> **OBJECTIVE**
Go through the entries below and retype them exactly, omitting each picture.

* begin ENTRIES SUPPLIED *

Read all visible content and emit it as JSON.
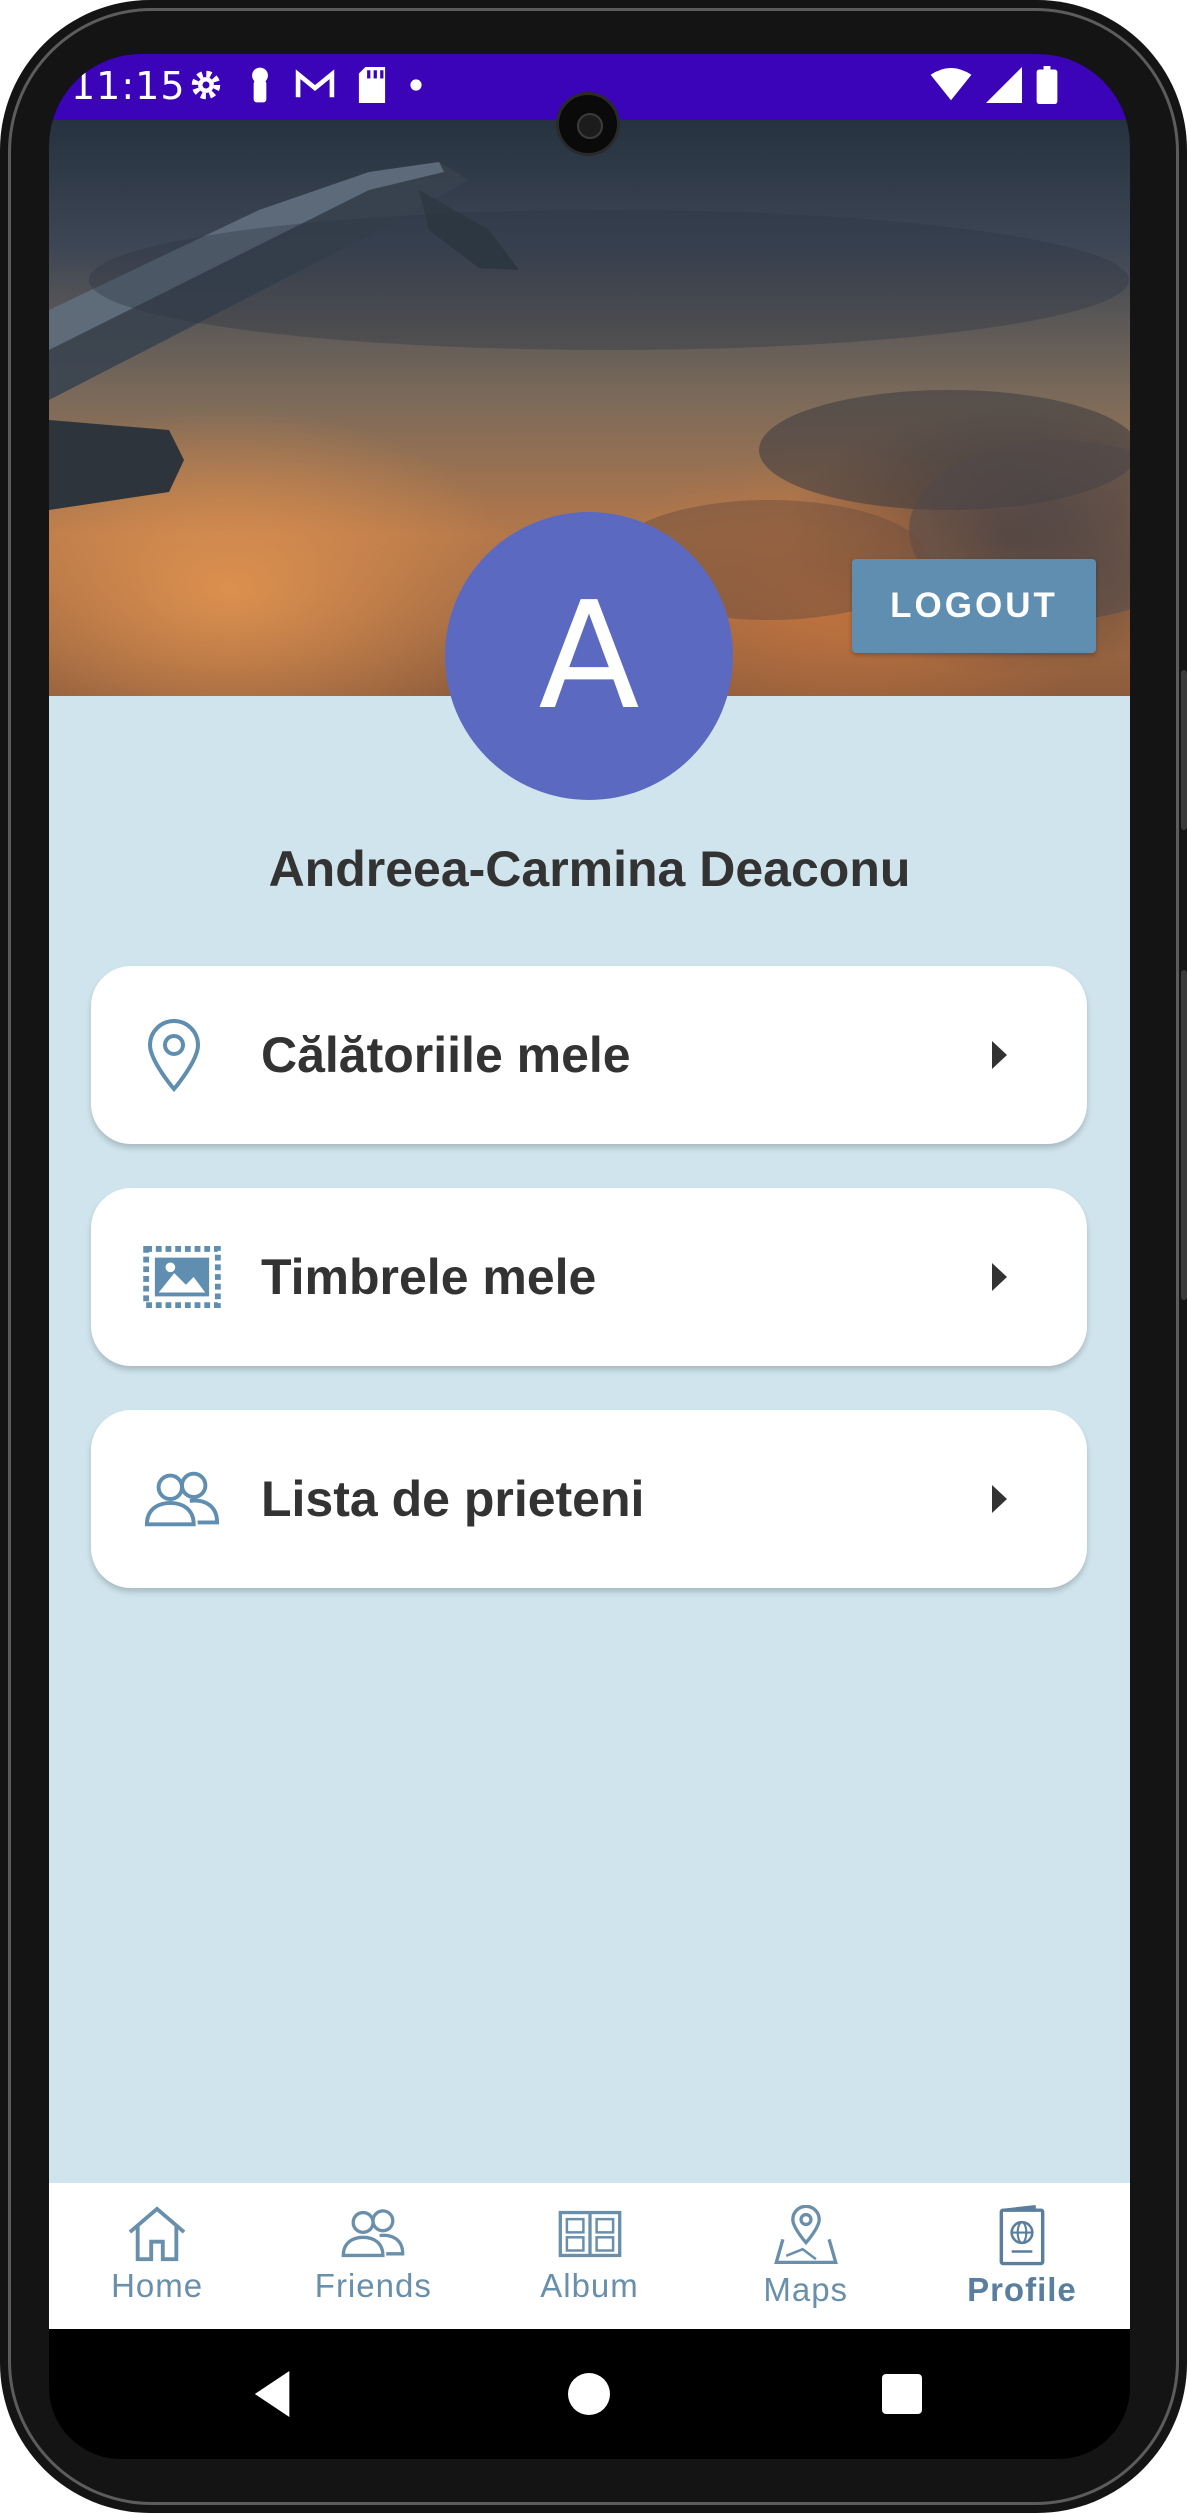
{
  "status_bar": {
    "time": "11:15",
    "left_icons": [
      "settings-icon",
      "key-icon",
      "gmail-icon",
      "sd-card-icon",
      "dot-icon"
    ],
    "right_icons": [
      "wifi-icon",
      "signal-icon",
      "battery-icon"
    ],
    "background": "#3b04b8"
  },
  "profile": {
    "avatar_letter": "A",
    "avatar_color": "#5c69c1",
    "name": "Andreea-Carmina Deaconu",
    "logout_label": "LOGOUT"
  },
  "menu": {
    "items": [
      {
        "label": "Călătoriile mele",
        "icon": "location-pin-icon"
      },
      {
        "label": "Timbrele mele",
        "icon": "stamp-icon"
      },
      {
        "label": "Lista de prieteni",
        "icon": "friends-icon"
      }
    ]
  },
  "bottom_nav": {
    "items": [
      {
        "label": "Home",
        "icon": "home-icon"
      },
      {
        "label": "Friends",
        "icon": "friends-icon"
      },
      {
        "label": "Album",
        "icon": "album-icon"
      },
      {
        "label": "Maps",
        "icon": "map-icon"
      },
      {
        "label": "Profile",
        "icon": "passport-icon",
        "active": true
      }
    ]
  },
  "system_nav": [
    "back-icon",
    "home-circle-icon",
    "recents-icon"
  ],
  "colors": {
    "content_bg": "#cfe4ec",
    "accent": "#5f8eb0",
    "nav_icon": "#6a8fab"
  }
}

* end ENTRIES SUPPLIED *

> **ANSWER TO THIS TASK**
Read all visible content and emit it as JSON.
{
  "status_bar": {
    "time": "11:15",
    "left_icons": [
      "settings-icon",
      "key-icon",
      "gmail-icon",
      "sd-card-icon",
      "dot-icon"
    ],
    "right_icons": [
      "wifi-icon",
      "signal-icon",
      "battery-icon"
    ],
    "background": "#3b04b8"
  },
  "profile": {
    "avatar_letter": "A",
    "avatar_color": "#5c69c1",
    "name": "Andreea-Carmina Deaconu",
    "logout_label": "LOGOUT"
  },
  "menu": {
    "items": [
      {
        "label": "Călătoriile mele",
        "icon": "location-pin-icon"
      },
      {
        "label": "Timbrele mele",
        "icon": "stamp-icon"
      },
      {
        "label": "Lista de prieteni",
        "icon": "friends-icon"
      }
    ]
  },
  "bottom_nav": {
    "items": [
      {
        "label": "Home",
        "icon": "home-icon"
      },
      {
        "label": "Friends",
        "icon": "friends-icon"
      },
      {
        "label": "Album",
        "icon": "album-icon"
      },
      {
        "label": "Maps",
        "icon": "map-icon"
      },
      {
        "label": "Profile",
        "icon": "passport-icon",
        "active": true
      }
    ]
  },
  "system_nav": [
    "back-icon",
    "home-circle-icon",
    "recents-icon"
  ],
  "colors": {
    "content_bg": "#cfe4ec",
    "accent": "#5f8eb0",
    "nav_icon": "#6a8fab"
  }
}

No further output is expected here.